> RECORDS SUPPLIED
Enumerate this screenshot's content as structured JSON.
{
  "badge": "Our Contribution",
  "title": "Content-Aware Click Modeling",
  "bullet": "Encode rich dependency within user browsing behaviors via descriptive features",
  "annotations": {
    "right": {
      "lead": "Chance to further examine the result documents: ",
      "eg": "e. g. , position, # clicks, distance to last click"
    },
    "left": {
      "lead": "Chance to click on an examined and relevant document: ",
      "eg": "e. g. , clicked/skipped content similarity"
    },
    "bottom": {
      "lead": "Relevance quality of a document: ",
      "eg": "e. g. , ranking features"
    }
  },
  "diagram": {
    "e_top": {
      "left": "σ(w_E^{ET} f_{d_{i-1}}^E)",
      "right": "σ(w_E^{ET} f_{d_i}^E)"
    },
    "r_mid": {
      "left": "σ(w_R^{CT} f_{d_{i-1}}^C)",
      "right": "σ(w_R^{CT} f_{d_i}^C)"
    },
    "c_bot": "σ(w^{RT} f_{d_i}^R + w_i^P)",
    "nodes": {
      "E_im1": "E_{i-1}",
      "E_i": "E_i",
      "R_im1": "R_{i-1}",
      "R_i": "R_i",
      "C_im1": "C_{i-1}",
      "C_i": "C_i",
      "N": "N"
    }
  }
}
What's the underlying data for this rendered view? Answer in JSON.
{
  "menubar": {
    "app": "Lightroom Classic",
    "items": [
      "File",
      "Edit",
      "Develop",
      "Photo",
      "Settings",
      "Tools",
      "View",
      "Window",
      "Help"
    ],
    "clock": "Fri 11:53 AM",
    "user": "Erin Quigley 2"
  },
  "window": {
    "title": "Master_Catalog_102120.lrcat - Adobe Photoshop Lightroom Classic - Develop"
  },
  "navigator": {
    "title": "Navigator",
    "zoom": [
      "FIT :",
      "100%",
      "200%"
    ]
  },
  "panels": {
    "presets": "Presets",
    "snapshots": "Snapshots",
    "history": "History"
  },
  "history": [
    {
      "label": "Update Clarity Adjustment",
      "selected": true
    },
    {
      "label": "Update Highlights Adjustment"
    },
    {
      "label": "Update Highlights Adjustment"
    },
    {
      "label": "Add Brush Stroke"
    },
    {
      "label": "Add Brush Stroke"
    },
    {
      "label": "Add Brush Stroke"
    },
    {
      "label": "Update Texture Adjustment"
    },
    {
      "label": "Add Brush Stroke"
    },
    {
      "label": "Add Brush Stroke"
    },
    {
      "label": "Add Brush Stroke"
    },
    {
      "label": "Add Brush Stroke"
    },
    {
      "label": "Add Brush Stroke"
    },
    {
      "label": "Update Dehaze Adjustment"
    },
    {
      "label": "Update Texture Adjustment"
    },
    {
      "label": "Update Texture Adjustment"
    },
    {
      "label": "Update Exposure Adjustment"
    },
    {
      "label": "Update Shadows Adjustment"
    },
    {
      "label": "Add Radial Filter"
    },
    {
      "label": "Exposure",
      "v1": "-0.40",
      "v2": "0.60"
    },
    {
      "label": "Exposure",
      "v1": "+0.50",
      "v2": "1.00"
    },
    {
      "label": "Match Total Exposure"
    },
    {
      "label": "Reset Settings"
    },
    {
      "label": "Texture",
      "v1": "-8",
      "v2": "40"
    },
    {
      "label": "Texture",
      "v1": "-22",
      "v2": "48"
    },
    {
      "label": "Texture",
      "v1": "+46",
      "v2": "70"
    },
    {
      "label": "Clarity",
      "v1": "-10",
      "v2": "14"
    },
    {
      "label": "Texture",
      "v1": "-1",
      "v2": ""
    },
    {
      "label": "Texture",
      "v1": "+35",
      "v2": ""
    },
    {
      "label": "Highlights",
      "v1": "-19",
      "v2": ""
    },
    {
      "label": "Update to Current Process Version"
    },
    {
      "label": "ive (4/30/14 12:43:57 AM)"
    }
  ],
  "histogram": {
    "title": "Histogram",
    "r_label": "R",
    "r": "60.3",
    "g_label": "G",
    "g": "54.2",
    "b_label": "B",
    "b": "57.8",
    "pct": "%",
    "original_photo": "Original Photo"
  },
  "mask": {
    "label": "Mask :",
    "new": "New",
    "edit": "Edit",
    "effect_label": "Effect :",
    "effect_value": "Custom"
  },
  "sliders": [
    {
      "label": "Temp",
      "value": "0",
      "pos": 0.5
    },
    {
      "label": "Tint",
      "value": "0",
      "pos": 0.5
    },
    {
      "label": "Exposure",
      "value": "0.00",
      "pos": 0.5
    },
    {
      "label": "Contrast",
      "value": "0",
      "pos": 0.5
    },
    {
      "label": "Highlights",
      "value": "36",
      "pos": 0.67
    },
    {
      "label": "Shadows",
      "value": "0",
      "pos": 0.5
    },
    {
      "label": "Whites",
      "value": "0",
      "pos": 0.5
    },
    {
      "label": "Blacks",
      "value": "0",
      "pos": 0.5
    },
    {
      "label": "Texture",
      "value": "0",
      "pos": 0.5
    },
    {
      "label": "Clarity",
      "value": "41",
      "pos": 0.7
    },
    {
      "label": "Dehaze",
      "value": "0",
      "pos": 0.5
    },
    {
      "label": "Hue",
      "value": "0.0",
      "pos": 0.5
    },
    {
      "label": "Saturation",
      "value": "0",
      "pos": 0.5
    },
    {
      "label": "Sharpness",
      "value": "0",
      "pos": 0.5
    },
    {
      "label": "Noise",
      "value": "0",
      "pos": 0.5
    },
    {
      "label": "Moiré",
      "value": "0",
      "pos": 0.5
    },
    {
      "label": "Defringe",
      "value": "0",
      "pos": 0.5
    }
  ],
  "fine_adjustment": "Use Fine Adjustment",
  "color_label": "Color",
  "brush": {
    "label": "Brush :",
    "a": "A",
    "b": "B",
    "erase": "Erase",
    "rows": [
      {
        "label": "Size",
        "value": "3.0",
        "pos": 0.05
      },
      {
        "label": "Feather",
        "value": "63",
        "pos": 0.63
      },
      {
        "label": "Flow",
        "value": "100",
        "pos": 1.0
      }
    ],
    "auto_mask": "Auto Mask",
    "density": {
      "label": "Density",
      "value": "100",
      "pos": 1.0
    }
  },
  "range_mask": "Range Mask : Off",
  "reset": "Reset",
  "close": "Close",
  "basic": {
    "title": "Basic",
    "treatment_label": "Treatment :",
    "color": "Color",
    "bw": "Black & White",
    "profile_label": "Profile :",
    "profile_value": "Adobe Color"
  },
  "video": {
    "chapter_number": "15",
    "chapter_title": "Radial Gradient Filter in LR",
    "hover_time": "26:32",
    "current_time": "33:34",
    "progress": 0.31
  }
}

> WHAT NEEDS TO BE DONE
Transcribe every entry verbatim.

> FINAL RESULT
Enumerate this screenshot's content as structured JSON.
{
  "badge": "Our Contribution",
  "title": "Content-Aware Click Modeling",
  "bullet": "Encode rich dependency within user browsing behaviors via descriptive features",
  "annotations": {
    "right": {
      "lead": "Chance to further examine the result documents: ",
      "eg": "e. g. , position, # clicks, distance to last click"
    },
    "left": {
      "lead": "Chance to click on an examined and relevant document: ",
      "eg": "e. g. , clicked/skipped content similarity"
    },
    "bottom": {
      "lead": "Relevance quality of a document: ",
      "eg": "e. g. , ranking features"
    }
  },
  "diagram": {
    "e_top": {
      "left": "σ(w_E^{ET} f_{d_{i-1}}^E)",
      "right": "σ(w_E^{ET} f_{d_i}^E)"
    },
    "r_mid": {
      "left": "σ(w_R^{CT} f_{d_{i-1}}^C)",
      "right": "σ(w_R^{CT} f_{d_i}^C)"
    },
    "c_bot": "σ(w^{RT} f_{d_i}^R + w_i^P)",
    "nodes": {
      "E_im1": "E_{i-1}",
      "E_i": "E_i",
      "R_im1": "R_{i-1}",
      "R_i": "R_i",
      "C_im1": "C_{i-1}",
      "C_i": "C_i",
      "N": "N"
    }
  }
}
What's the underlying data for this rendered view? Answer in JSON.
{
  "menubar": {
    "app": "Lightroom Classic",
    "items": [
      "File",
      "Edit",
      "Develop",
      "Photo",
      "Settings",
      "Tools",
      "View",
      "Window",
      "Help"
    ],
    "clock": "Fri 11:53 AM",
    "user": "Erin Quigley 2"
  },
  "window": {
    "title": "Master_Catalog_102120.lrcat - Adobe Photoshop Lightroom Classic - Develop"
  },
  "navigator": {
    "title": "Navigator",
    "zoom": [
      "FIT :",
      "100%",
      "200%"
    ]
  },
  "panels": {
    "presets": "Presets",
    "snapshots": "Snapshots",
    "history": "History"
  },
  "history": [
    {
      "label": "Update Clarity Adjustment",
      "selected": true
    },
    {
      "label": "Update Highlights Adjustment"
    },
    {
      "label": "Update Highlights Adjustment"
    },
    {
      "label": "Add Brush Stroke"
    },
    {
      "label": "Add Brush Stroke"
    },
    {
      "label": "Add Brush Stroke"
    },
    {
      "label": "Update Texture Adjustment"
    },
    {
      "label": "Add Brush Stroke"
    },
    {
      "label": "Add Brush Stroke"
    },
    {
      "label": "Add Brush Stroke"
    },
    {
      "label": "Add Brush Stroke"
    },
    {
      "label": "Add Brush Stroke"
    },
    {
      "label": "Update Dehaze Adjustment"
    },
    {
      "label": "Update Texture Adjustment"
    },
    {
      "label": "Update Texture Adjustment"
    },
    {
      "label": "Update Exposure Adjustment"
    },
    {
      "label": "Update Shadows Adjustment"
    },
    {
      "label": "Add Radial Filter"
    },
    {
      "label": "Exposure",
      "v1": "-0.40",
      "v2": "0.60"
    },
    {
      "label": "Exposure",
      "v1": "+0.50",
      "v2": "1.00"
    },
    {
      "label": "Match Total Exposure"
    },
    {
      "label": "Reset Settings"
    },
    {
      "label": "Texture",
      "v1": "-8",
      "v2": "40"
    },
    {
      "label": "Texture",
      "v1": "-22",
      "v2": "48"
    },
    {
      "label": "Texture",
      "v1": "+46",
      "v2": "70"
    },
    {
      "label": "Clarity",
      "v1": "-10",
      "v2": "14"
    },
    {
      "label": "Texture",
      "v1": "-1",
      "v2": ""
    },
    {
      "label": "Texture",
      "v1": "+35",
      "v2": ""
    },
    {
      "label": "Highlights",
      "v1": "-19",
      "v2": ""
    },
    {
      "label": "Update to Current Process Version"
    },
    {
      "label": "ive (4/30/14 12:43:57 AM)"
    }
  ],
  "histogram": {
    "title": "Histogram",
    "r_label": "R",
    "r": "60.3",
    "g_label": "G",
    "g": "54.2",
    "b_label": "B",
    "b": "57.8",
    "pct": "%",
    "original_photo": "Original Photo"
  },
  "mask": {
    "label": "Mask :",
    "new": "New",
    "edit": "Edit",
    "effect_label": "Effect :",
    "effect_value": "Custom"
  },
  "sliders": [
    {
      "label": "Temp",
      "value": "0",
      "pos": 0.5
    },
    {
      "label": "Tint",
      "value": "0",
      "pos": 0.5
    },
    {
      "label": "Exposure",
      "value": "0.00",
      "pos": 0.5
    },
    {
      "label": "Contrast",
      "value": "0",
      "pos": 0.5
    },
    {
      "label": "Highlights",
      "value": "36",
      "pos": 0.67
    },
    {
      "label": "Shadows",
      "value": "0",
      "pos": 0.5
    },
    {
      "label": "Whites",
      "value": "0",
      "pos": 0.5
    },
    {
      "label": "Blacks",
      "value": "0",
      "pos": 0.5
    },
    {
      "label": "Texture",
      "value": "0",
      "pos": 0.5
    },
    {
      "label": "Clarity",
      "value": "41",
      "pos": 0.7
    },
    {
      "label": "Dehaze",
      "value": "0",
      "pos": 0.5
    },
    {
      "label": "Hue",
      "value": "0.0",
      "pos": 0.5
    },
    {
      "label": "Saturation",
      "value": "0",
      "pos": 0.5
    },
    {
      "label": "Sharpness",
      "value": "0",
      "pos": 0.5
    },
    {
      "label": "Noise",
      "value": "0",
      "pos": 0.5
    },
    {
      "label": "Moiré",
      "value": "0",
      "pos": 0.5
    },
    {
      "label": "Defringe",
      "value": "0",
      "pos": 0.5
    }
  ],
  "fine_adjustment": "Use Fine Adjustment",
  "color_label": "Color",
  "brush": {
    "label": "Brush :",
    "a": "A",
    "b": "B",
    "erase": "Erase",
    "rows": [
      {
        "label": "Size",
        "value": "3.0",
        "pos": 0.05
      },
      {
        "label": "Feather",
        "value": "63",
        "pos": 0.63
      },
      {
        "label": "Flow",
        "value": "100",
        "pos": 1.0
      }
    ],
    "auto_mask": "Auto Mask",
    "density": {
      "label": "Density",
      "value": "100",
      "pos": 1.0
    }
  },
  "range_mask": "Range Mask : Off",
  "reset": "Reset",
  "close": "Close",
  "basic": {
    "title": "Basic",
    "treatment_label": "Treatment :",
    "color": "Color",
    "bw": "Black & White",
    "profile_label": "Profile :",
    "profile_value": "Adobe Color"
  },
  "video": {
    "chapter_number": "15",
    "chapter_title": "Radial Gradient Filter in LR",
    "hover_time": "26:32",
    "current_time": "33:34",
    "progress": 0.31
  }
}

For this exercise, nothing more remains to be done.